* BEGIN LISTING *

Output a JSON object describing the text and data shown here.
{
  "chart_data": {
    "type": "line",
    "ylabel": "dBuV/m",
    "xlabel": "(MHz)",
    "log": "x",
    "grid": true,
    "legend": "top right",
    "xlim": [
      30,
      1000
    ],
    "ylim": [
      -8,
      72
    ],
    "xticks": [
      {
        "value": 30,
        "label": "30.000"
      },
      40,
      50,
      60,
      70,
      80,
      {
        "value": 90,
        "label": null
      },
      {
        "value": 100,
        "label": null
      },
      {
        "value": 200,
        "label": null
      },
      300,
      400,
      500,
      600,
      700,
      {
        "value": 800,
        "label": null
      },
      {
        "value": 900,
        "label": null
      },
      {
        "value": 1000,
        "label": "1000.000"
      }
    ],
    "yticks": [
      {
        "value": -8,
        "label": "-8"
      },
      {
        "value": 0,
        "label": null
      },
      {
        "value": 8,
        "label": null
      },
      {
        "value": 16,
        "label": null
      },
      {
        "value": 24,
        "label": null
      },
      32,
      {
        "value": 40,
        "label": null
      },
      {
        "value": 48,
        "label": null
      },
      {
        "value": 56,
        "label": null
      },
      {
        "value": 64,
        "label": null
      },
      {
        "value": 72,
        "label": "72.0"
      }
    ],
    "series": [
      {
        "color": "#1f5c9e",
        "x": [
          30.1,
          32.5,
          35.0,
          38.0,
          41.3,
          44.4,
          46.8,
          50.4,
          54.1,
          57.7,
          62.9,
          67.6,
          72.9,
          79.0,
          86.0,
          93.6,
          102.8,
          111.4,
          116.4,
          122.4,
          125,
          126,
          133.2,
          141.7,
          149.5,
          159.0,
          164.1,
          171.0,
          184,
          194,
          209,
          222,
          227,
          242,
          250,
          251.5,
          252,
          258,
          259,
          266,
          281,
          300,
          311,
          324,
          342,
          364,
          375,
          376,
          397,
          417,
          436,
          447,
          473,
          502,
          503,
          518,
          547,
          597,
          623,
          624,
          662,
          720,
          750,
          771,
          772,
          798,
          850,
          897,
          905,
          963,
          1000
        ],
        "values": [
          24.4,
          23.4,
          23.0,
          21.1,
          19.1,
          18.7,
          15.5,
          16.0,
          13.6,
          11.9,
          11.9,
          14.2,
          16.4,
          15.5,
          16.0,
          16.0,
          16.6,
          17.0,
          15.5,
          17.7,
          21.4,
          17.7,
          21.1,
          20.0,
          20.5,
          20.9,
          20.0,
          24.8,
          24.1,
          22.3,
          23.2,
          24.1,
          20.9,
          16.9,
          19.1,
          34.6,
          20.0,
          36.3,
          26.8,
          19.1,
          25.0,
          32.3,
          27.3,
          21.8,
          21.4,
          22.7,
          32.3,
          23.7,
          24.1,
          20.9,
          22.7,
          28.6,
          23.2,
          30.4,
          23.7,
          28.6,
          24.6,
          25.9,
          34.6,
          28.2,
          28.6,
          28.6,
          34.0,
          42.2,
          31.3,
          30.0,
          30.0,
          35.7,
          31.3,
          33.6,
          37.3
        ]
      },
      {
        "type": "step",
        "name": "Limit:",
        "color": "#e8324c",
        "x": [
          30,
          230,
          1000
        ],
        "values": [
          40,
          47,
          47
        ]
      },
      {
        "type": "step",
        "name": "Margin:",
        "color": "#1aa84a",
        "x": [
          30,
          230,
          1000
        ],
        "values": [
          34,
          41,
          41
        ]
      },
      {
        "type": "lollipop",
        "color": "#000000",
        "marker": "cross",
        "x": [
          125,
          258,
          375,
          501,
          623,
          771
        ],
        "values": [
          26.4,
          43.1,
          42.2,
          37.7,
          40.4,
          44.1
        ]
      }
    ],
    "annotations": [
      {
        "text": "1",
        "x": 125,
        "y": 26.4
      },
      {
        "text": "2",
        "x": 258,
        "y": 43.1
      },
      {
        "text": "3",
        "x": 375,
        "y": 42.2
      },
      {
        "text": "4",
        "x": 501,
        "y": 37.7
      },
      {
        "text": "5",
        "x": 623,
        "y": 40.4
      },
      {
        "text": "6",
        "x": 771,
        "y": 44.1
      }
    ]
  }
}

* END LISTING *
* BEGIN LISTING *

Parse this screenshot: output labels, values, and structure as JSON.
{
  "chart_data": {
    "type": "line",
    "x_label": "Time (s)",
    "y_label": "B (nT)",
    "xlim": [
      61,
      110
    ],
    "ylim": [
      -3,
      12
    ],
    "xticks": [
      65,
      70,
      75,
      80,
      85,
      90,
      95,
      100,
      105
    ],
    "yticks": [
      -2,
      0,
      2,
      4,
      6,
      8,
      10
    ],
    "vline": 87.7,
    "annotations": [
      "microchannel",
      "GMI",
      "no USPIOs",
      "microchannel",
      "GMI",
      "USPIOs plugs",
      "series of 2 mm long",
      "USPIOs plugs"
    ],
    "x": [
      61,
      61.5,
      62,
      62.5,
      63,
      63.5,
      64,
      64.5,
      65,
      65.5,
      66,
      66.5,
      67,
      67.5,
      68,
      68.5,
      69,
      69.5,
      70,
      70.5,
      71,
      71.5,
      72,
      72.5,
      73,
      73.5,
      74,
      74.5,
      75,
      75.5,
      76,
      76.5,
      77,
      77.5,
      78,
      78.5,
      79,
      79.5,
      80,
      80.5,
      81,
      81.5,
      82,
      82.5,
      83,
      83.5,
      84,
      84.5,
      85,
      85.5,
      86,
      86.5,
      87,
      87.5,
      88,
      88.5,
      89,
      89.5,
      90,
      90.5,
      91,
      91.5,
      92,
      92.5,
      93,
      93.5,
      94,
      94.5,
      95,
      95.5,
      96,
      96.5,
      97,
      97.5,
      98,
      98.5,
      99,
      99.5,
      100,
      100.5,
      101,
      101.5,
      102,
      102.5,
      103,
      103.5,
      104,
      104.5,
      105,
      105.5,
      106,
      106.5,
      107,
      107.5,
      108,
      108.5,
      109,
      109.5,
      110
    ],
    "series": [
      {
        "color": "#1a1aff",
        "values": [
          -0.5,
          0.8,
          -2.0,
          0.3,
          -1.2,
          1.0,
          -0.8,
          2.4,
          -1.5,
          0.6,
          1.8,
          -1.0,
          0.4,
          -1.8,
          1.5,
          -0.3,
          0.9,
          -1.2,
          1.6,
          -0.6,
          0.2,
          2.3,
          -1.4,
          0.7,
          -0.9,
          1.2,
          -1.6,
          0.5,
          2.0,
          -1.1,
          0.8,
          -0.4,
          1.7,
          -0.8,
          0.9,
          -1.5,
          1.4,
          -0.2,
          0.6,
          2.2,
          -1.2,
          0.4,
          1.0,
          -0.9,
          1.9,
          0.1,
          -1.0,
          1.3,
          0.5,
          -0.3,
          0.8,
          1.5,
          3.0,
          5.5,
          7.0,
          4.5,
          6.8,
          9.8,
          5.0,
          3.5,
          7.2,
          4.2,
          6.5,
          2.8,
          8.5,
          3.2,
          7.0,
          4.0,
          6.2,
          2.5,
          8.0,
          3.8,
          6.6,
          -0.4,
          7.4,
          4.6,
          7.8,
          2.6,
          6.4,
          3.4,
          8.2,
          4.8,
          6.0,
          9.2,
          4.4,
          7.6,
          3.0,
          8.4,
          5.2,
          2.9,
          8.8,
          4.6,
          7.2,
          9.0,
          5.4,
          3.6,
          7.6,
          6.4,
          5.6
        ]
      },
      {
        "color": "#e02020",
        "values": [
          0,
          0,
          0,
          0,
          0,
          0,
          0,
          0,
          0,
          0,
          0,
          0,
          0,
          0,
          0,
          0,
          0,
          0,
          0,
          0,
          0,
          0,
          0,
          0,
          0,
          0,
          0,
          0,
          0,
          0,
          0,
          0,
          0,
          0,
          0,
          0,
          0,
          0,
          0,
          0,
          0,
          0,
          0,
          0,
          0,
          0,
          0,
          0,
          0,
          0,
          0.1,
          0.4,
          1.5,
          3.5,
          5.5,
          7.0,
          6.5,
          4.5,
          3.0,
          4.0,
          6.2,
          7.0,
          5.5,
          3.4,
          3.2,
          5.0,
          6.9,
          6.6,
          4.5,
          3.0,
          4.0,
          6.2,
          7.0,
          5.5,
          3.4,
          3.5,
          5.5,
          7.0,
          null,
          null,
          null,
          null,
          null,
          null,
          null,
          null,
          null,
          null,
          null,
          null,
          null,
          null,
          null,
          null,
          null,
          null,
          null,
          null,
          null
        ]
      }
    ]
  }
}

* END LISTING *

▶ _GIVEN INSTRUCTION_: Display every line of the listing that contains the string "JSON".

▶ _ANSWER_:
Output a JSON object describing the text and data shown here.
Parse this screenshot: output labels, values, and structure as JSON.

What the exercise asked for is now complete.